[Begin Information shown]

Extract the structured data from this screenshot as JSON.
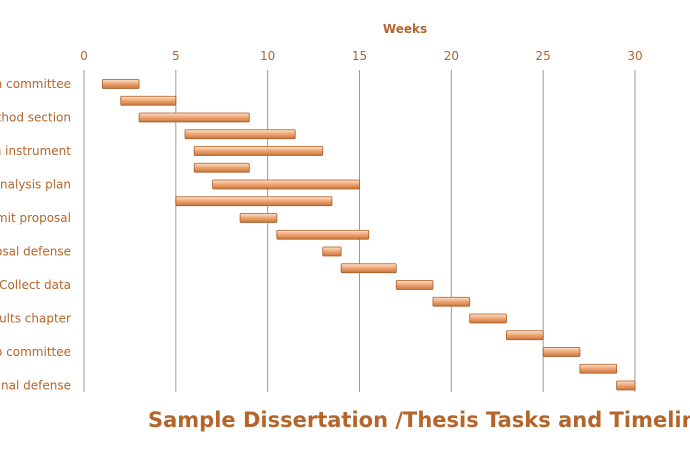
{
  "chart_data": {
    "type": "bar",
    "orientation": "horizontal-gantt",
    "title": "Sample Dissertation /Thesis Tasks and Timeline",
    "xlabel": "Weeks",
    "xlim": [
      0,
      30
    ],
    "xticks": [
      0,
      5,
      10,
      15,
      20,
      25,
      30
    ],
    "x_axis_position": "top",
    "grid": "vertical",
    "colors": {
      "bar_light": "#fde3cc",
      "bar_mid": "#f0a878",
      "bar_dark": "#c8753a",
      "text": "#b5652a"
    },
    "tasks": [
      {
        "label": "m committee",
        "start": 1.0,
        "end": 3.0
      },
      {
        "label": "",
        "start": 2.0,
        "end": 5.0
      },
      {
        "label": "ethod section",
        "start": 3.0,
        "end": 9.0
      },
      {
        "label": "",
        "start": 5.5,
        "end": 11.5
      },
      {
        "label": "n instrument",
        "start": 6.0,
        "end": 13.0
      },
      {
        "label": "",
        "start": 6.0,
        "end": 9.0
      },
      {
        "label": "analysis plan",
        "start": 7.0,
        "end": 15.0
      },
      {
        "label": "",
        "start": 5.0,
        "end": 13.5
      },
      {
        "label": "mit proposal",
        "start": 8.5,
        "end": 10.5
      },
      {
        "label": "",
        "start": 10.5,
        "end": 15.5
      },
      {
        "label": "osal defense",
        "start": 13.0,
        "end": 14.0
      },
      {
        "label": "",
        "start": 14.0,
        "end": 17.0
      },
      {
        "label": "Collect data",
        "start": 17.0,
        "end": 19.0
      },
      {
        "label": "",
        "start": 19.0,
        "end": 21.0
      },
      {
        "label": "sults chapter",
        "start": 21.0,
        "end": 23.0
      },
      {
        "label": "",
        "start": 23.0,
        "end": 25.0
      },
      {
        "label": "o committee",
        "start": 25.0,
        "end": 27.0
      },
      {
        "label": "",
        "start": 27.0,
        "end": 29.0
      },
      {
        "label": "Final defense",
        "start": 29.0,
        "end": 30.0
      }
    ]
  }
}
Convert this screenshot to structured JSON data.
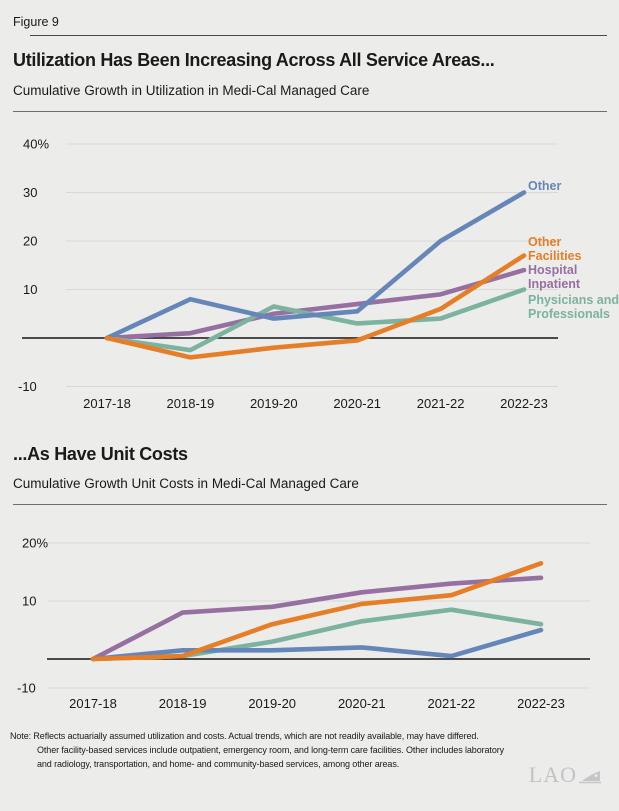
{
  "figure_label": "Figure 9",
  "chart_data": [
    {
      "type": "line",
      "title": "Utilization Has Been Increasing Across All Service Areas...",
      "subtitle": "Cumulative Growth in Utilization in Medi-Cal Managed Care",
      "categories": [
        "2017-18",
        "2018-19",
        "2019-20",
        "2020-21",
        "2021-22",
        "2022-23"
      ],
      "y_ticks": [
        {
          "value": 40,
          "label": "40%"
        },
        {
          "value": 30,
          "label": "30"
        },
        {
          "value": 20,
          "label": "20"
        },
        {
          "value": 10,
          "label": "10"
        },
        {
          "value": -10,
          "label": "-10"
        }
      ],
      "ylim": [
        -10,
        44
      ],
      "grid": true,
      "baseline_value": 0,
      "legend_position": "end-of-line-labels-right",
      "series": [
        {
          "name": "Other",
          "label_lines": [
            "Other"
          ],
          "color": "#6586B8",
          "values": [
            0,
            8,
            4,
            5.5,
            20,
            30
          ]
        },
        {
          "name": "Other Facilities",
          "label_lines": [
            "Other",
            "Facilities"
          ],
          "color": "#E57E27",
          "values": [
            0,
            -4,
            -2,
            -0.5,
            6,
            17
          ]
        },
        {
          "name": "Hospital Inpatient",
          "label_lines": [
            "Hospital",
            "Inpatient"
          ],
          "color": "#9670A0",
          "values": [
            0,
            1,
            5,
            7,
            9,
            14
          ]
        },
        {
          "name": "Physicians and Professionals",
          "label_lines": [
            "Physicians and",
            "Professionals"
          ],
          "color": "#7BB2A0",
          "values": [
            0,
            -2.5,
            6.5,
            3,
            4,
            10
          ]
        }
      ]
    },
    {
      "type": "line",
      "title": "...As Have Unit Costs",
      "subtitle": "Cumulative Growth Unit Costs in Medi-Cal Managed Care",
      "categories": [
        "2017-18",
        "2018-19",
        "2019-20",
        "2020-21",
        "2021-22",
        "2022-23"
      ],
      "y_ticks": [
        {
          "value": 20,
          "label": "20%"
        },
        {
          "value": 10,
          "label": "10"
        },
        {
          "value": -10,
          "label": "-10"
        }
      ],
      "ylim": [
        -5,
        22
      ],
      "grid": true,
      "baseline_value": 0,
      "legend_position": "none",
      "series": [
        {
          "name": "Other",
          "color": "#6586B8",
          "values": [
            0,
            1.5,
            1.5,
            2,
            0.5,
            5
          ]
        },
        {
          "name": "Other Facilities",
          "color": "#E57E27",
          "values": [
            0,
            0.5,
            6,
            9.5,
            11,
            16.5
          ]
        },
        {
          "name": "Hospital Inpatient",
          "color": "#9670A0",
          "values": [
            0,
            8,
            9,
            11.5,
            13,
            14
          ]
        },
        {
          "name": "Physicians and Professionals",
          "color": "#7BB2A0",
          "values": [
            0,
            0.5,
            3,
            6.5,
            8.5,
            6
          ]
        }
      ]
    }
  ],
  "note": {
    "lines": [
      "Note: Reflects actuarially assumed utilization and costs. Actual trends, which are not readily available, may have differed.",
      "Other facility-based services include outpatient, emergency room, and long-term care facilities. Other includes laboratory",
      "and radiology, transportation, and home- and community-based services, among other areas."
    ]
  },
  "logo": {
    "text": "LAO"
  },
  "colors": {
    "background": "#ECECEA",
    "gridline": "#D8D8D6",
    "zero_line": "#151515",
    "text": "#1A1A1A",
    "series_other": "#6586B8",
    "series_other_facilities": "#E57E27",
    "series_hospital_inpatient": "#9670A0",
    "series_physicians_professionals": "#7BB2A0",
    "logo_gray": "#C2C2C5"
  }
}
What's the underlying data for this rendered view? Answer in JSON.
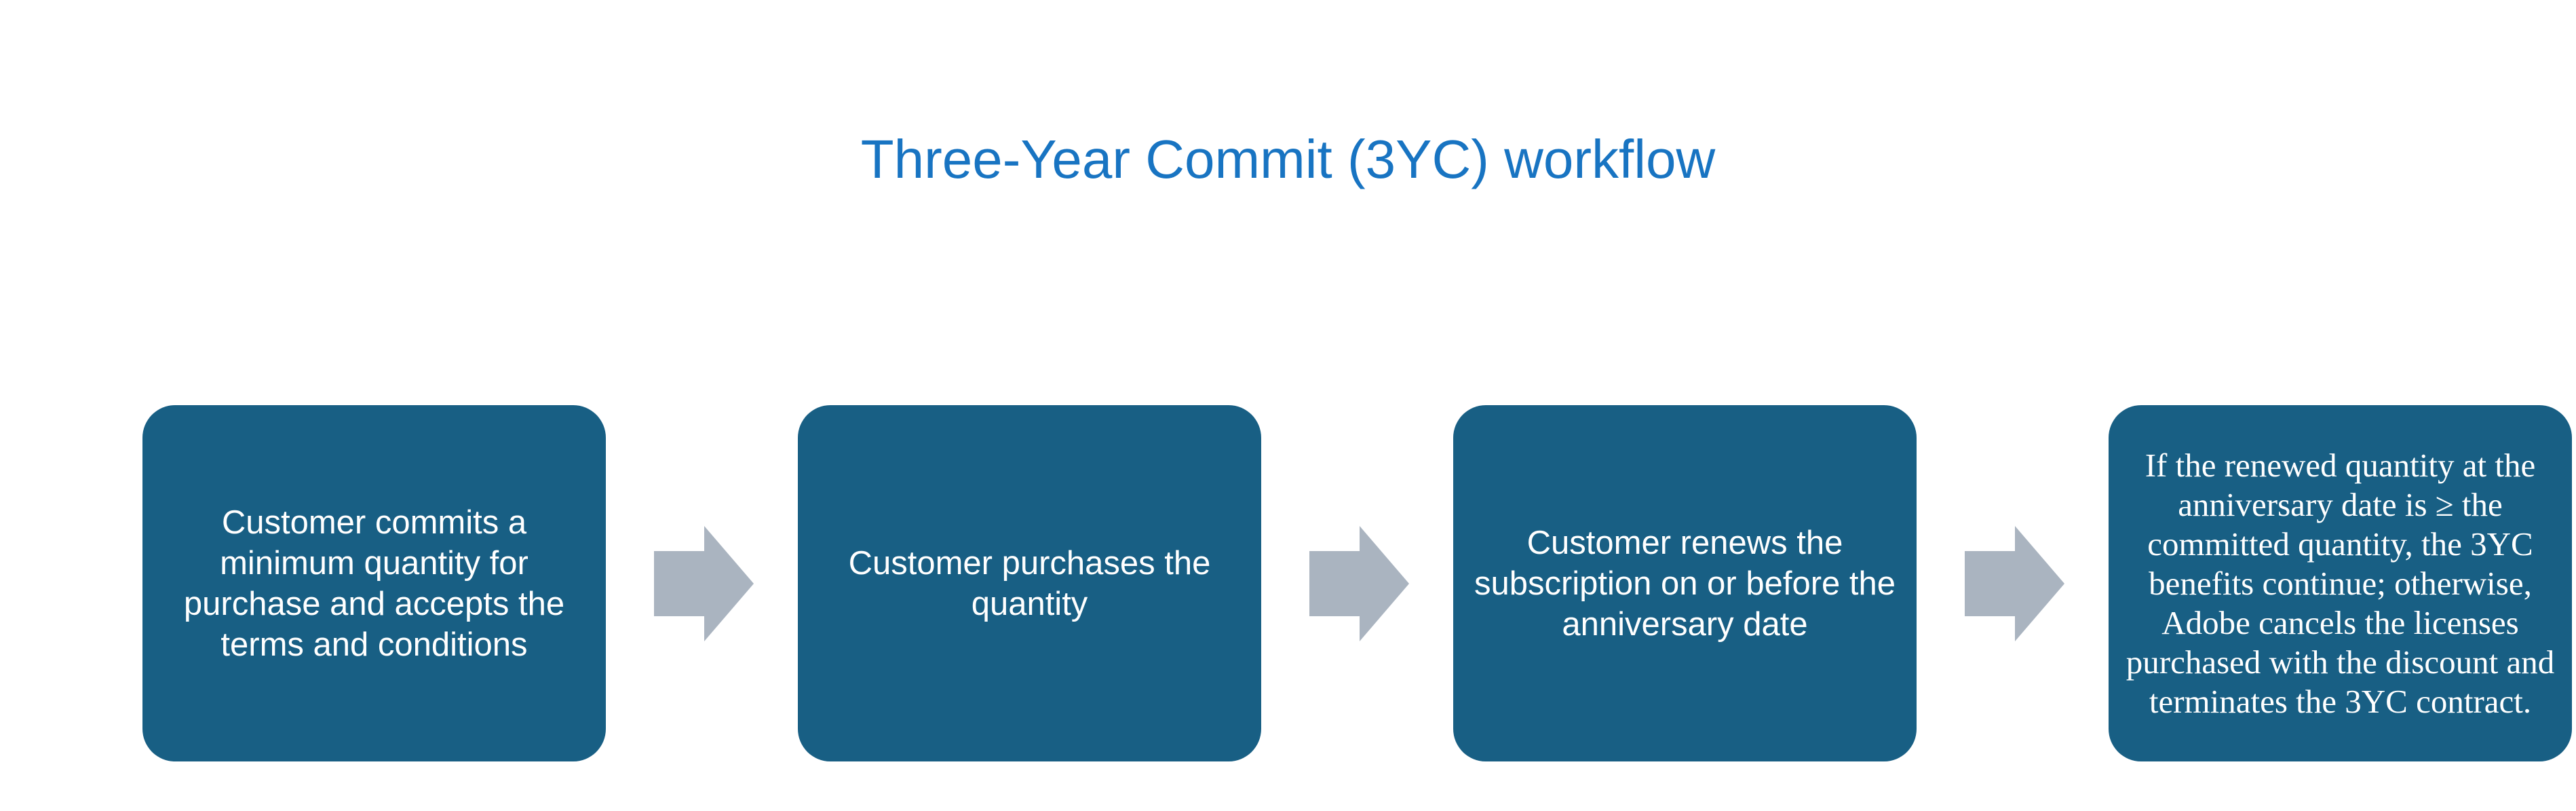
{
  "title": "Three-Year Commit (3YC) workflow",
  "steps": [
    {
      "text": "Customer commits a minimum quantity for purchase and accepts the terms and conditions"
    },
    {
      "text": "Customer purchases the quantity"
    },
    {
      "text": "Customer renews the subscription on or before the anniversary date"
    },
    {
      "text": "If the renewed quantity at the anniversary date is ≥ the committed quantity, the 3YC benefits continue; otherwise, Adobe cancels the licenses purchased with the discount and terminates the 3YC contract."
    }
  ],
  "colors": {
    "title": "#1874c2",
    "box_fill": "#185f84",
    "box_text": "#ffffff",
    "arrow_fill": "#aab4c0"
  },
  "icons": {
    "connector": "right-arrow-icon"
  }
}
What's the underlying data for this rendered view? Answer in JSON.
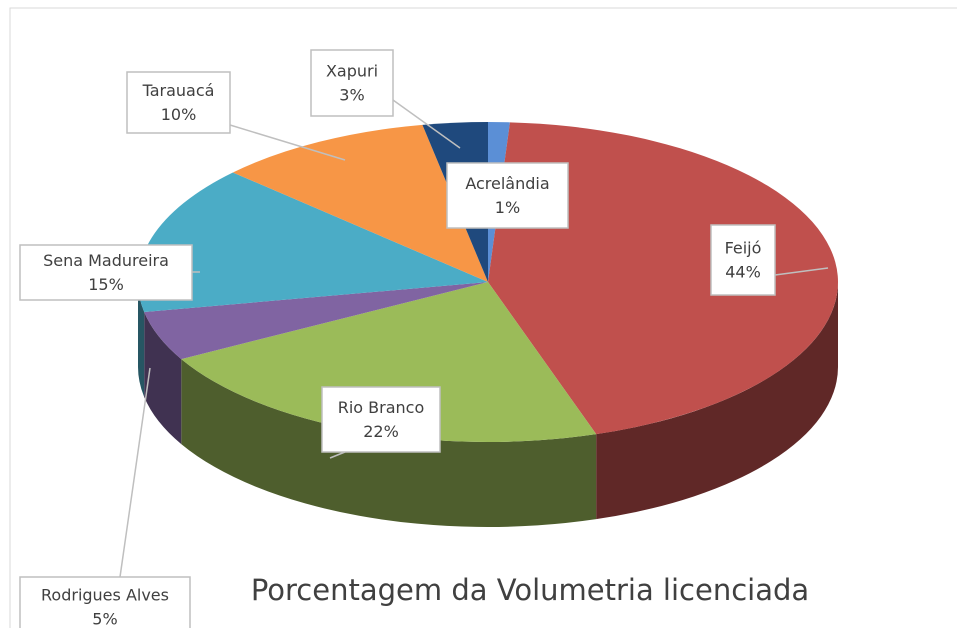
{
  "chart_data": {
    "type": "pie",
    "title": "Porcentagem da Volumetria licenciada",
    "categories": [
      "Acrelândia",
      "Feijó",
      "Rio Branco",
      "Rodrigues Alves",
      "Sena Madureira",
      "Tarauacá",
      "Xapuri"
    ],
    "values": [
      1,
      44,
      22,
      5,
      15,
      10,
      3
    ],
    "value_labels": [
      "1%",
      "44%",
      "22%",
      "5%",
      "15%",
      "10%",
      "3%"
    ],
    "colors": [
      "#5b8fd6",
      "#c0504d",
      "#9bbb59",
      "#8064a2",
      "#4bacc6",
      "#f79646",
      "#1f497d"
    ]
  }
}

[End Information shown]

● Given problem
Give the data again exactly as written, with all pictures left out.

● Task answer
Extract the structured data from this screenshot as JSON.
{
  "chart_data": {
    "type": "bar",
    "orientation": "horizontal-gantt",
    "title": "Sample Dissertation /Thesis Tasks and Timeline",
    "xlabel": "Weeks",
    "xlim": [
      0,
      30
    ],
    "xticks": [
      0,
      5,
      10,
      15,
      20,
      25,
      30
    ],
    "x_axis_position": "top",
    "grid": "vertical",
    "colors": {
      "bar_light": "#fde3cc",
      "bar_mid": "#f0a878",
      "bar_dark": "#c8753a",
      "text": "#b5652a"
    },
    "tasks": [
      {
        "label": "m committee",
        "start": 1.0,
        "end": 3.0
      },
      {
        "label": "",
        "start": 2.0,
        "end": 5.0
      },
      {
        "label": "ethod section",
        "start": 3.0,
        "end": 9.0
      },
      {
        "label": "",
        "start": 5.5,
        "end": 11.5
      },
      {
        "label": "n instrument",
        "start": 6.0,
        "end": 13.0
      },
      {
        "label": "",
        "start": 6.0,
        "end": 9.0
      },
      {
        "label": "analysis plan",
        "start": 7.0,
        "end": 15.0
      },
      {
        "label": "",
        "start": 5.0,
        "end": 13.5
      },
      {
        "label": "mit proposal",
        "start": 8.5,
        "end": 10.5
      },
      {
        "label": "",
        "start": 10.5,
        "end": 15.5
      },
      {
        "label": "osal defense",
        "start": 13.0,
        "end": 14.0
      },
      {
        "label": "",
        "start": 14.0,
        "end": 17.0
      },
      {
        "label": "Collect data",
        "start": 17.0,
        "end": 19.0
      },
      {
        "label": "",
        "start": 19.0,
        "end": 21.0
      },
      {
        "label": "sults chapter",
        "start": 21.0,
        "end": 23.0
      },
      {
        "label": "",
        "start": 23.0,
        "end": 25.0
      },
      {
        "label": "o committee",
        "start": 25.0,
        "end": 27.0
      },
      {
        "label": "",
        "start": 27.0,
        "end": 29.0
      },
      {
        "label": "Final defense",
        "start": 29.0,
        "end": 30.0
      }
    ]
  }
}
Convert this screenshot to structured JSON data.
{
  "figure_label": "Figure 9",
  "chart_data": [
    {
      "type": "line",
      "title": "Utilization Has Been Increasing Across All Service Areas...",
      "subtitle": "Cumulative Growth in Utilization in Medi-Cal Managed Care",
      "categories": [
        "2017-18",
        "2018-19",
        "2019-20",
        "2020-21",
        "2021-22",
        "2022-23"
      ],
      "y_ticks": [
        {
          "value": 40,
          "label": "40%"
        },
        {
          "value": 30,
          "label": "30"
        },
        {
          "value": 20,
          "label": "20"
        },
        {
          "value": 10,
          "label": "10"
        },
        {
          "value": -10,
          "label": "-10"
        }
      ],
      "ylim": [
        -10,
        44
      ],
      "grid": true,
      "baseline_value": 0,
      "legend_position": "end-of-line-labels-right",
      "series": [
        {
          "name": "Other",
          "label_lines": [
            "Other"
          ],
          "color": "#6586B8",
          "values": [
            0,
            8,
            4,
            5.5,
            20,
            30
          ]
        },
        {
          "name": "Other Facilities",
          "label_lines": [
            "Other",
            "Facilities"
          ],
          "color": "#E57E27",
          "values": [
            0,
            -4,
            -2,
            -0.5,
            6,
            17
          ]
        },
        {
          "name": "Hospital Inpatient",
          "label_lines": [
            "Hospital",
            "Inpatient"
          ],
          "color": "#9670A0",
          "values": [
            0,
            1,
            5,
            7,
            9,
            14
          ]
        },
        {
          "name": "Physicians and Professionals",
          "label_lines": [
            "Physicians and",
            "Professionals"
          ],
          "color": "#7BB2A0",
          "values": [
            0,
            -2.5,
            6.5,
            3,
            4,
            10
          ]
        }
      ]
    },
    {
      "type": "line",
      "title": "...As Have Unit Costs",
      "subtitle": "Cumulative Growth Unit Costs in Medi-Cal Managed Care",
      "categories": [
        "2017-18",
        "2018-19",
        "2019-20",
        "2020-21",
        "2021-22",
        "2022-23"
      ],
      "y_ticks": [
        {
          "value": 20,
          "label": "20%"
        },
        {
          "value": 10,
          "label": "10"
        },
        {
          "value": -10,
          "label": "-10"
        }
      ],
      "ylim": [
        -5,
        22
      ],
      "grid": true,
      "baseline_value": 0,
      "legend_position": "none",
      "series": [
        {
          "name": "Other",
          "color": "#6586B8",
          "values": [
            0,
            1.5,
            1.5,
            2,
            0.5,
            5
          ]
        },
        {
          "name": "Other Facilities",
          "color": "#E57E27",
          "values": [
            0,
            0.5,
            6,
            9.5,
            11,
            16.5
          ]
        },
        {
          "name": "Hospital Inpatient",
          "color": "#9670A0",
          "values": [
            0,
            8,
            9,
            11.5,
            13,
            14
          ]
        },
        {
          "name": "Physicians and Professionals",
          "color": "#7BB2A0",
          "values": [
            0,
            0.5,
            3,
            6.5,
            8.5,
            6
          ]
        }
      ]
    }
  ],
  "note": {
    "lines": [
      "Note: Reflects actuarially assumed utilization and costs. Actual trends, which are not readily available, may have differed.",
      "Other facility-based services include outpatient, emergency room, and long-term care facilities. Other includes laboratory",
      "and radiology, transportation, and home- and community-based services, among other areas."
    ]
  },
  "logo": {
    "text": "LAO"
  },
  "colors": {
    "background": "#ECECEA",
    "gridline": "#D8D8D6",
    "zero_line": "#151515",
    "text": "#1A1A1A",
    "series_other": "#6586B8",
    "series_other_facilities": "#E57E27",
    "series_hospital_inpatient": "#9670A0",
    "series_physicians_professionals": "#7BB2A0",
    "logo_gray": "#C2C2C5"
  }
}
What's the underlying data for this rendered view? Answer in JSON.
{
  "title": "Three-Year Commit (3YC) workflow",
  "steps": [
    {
      "text": "Customer commits a minimum quantity for purchase and accepts the terms and conditions"
    },
    {
      "text": "Customer purchases the quantity"
    },
    {
      "text": "Customer renews the subscription on or before the anniversary date"
    },
    {
      "text": "If the renewed quantity at the anniversary date is ≥ the committed quantity, the 3YC benefits continue; otherwise, Adobe cancels the licenses purchased with the discount and terminates the 3YC contract."
    }
  ],
  "colors": {
    "title": "#1874c2",
    "box_fill": "#185f84",
    "box_text": "#ffffff",
    "arrow_fill": "#aab4c0"
  },
  "icons": {
    "connector": "right-arrow-icon"
  }
}
What's the underlying data for this rendered view? Answer in JSON.
{
  "chart_data": {
    "type": "pie",
    "title": "Porcentagem da Volumetria licenciada",
    "categories": [
      "Acrelândia",
      "Feijó",
      "Rio Branco",
      "Rodrigues Alves",
      "Sena Madureira",
      "Tarauacá",
      "Xapuri"
    ],
    "values": [
      1,
      44,
      22,
      5,
      15,
      10,
      3
    ],
    "value_labels": [
      "1%",
      "44%",
      "22%",
      "5%",
      "15%",
      "10%",
      "3%"
    ],
    "colors": [
      "#5b8fd6",
      "#c0504d",
      "#9bbb59",
      "#8064a2",
      "#4bacc6",
      "#f79646",
      "#1f497d"
    ]
  }
}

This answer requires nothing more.